## Written problem
Carry none of the pictures over; set down the material below exactly.

[Start Data shown]

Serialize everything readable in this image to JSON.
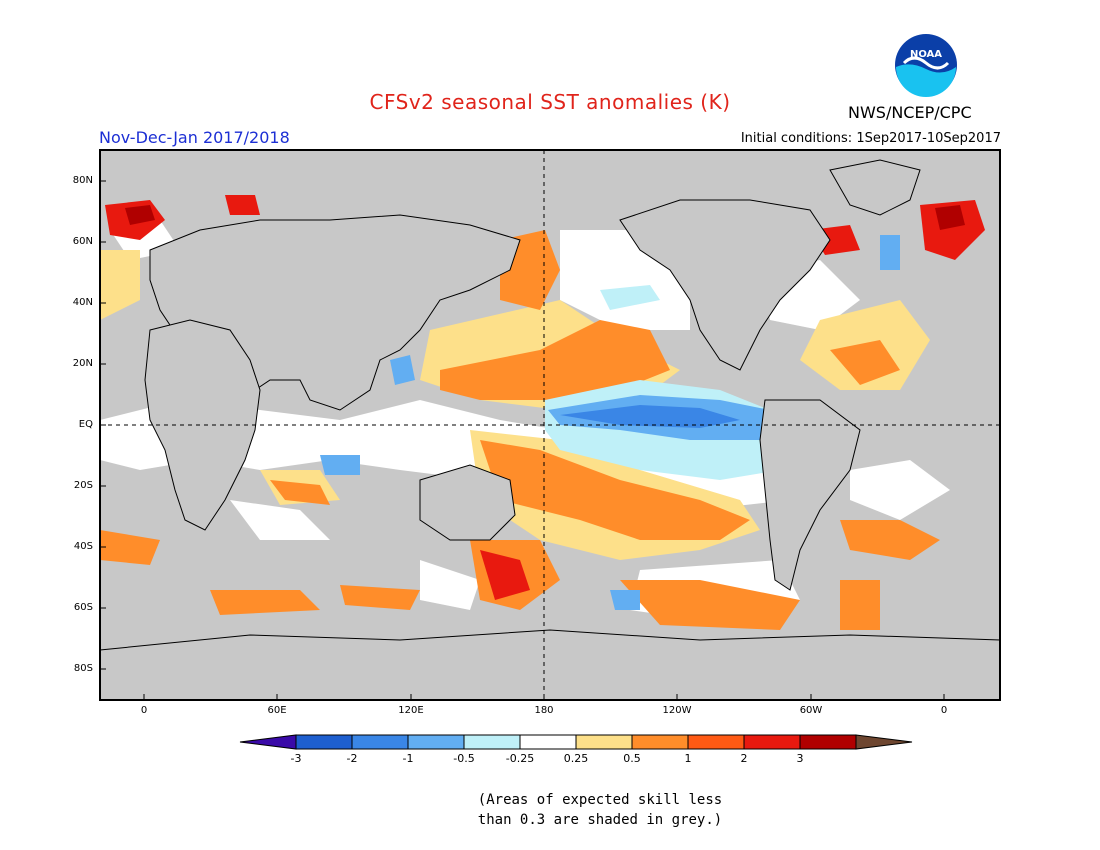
{
  "title": "CFSv2 seasonal SST anomalies (K)",
  "agency": "NWS/NCEP/CPC",
  "season": "Nov-Dec-Jan 2017/2018",
  "initial_conditions": "Initial conditions: 1Sep2017-10Sep2017",
  "logo_text": "NOAA",
  "lat_labels": [
    "80N",
    "60N",
    "40N",
    "20N",
    "EQ",
    "20S",
    "40S",
    "60S",
    "80S"
  ],
  "lon_labels": [
    "0",
    "60E",
    "120E",
    "180",
    "120W",
    "60W",
    "0"
  ],
  "colorbar": {
    "labels": [
      "-3",
      "-2",
      "-1",
      "-0.5",
      "-0.25",
      "0.25",
      "0.5",
      "1",
      "2",
      "3"
    ],
    "colors": [
      "#3a0aa8",
      "#1e5fcf",
      "#3a86e6",
      "#62aef2",
      "#bff0f8",
      "#ffffff",
      "#fde08a",
      "#ff8d2a",
      "#ff5a14",
      "#e8190f",
      "#b00000",
      "#6e4630"
    ]
  },
  "footnote": [
    "(Areas of expected skill less",
    "than 0.3 are shaded in grey.)"
  ]
}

[End Data shown]

## Answer in full
Serialize everything readable in this image to JSON.
{
  "title": "CFSv2 seasonal SST anomalies (K)",
  "agency": "NWS/NCEP/CPC",
  "season": "Nov-Dec-Jan 2017/2018",
  "initial_conditions": "Initial conditions: 1Sep2017-10Sep2017",
  "logo_text": "NOAA",
  "lat_labels": [
    "80N",
    "60N",
    "40N",
    "20N",
    "EQ",
    "20S",
    "40S",
    "60S",
    "80S"
  ],
  "lon_labels": [
    "0",
    "60E",
    "120E",
    "180",
    "120W",
    "60W",
    "0"
  ],
  "colorbar": {
    "labels": [
      "-3",
      "-2",
      "-1",
      "-0.5",
      "-0.25",
      "0.25",
      "0.5",
      "1",
      "2",
      "3"
    ],
    "colors": [
      "#3a0aa8",
      "#1e5fcf",
      "#3a86e6",
      "#62aef2",
      "#bff0f8",
      "#ffffff",
      "#fde08a",
      "#ff8d2a",
      "#ff5a14",
      "#e8190f",
      "#b00000",
      "#6e4630"
    ]
  },
  "footnote": [
    "(Areas of expected skill less",
    "than 0.3 are shaded in grey.)"
  ]
}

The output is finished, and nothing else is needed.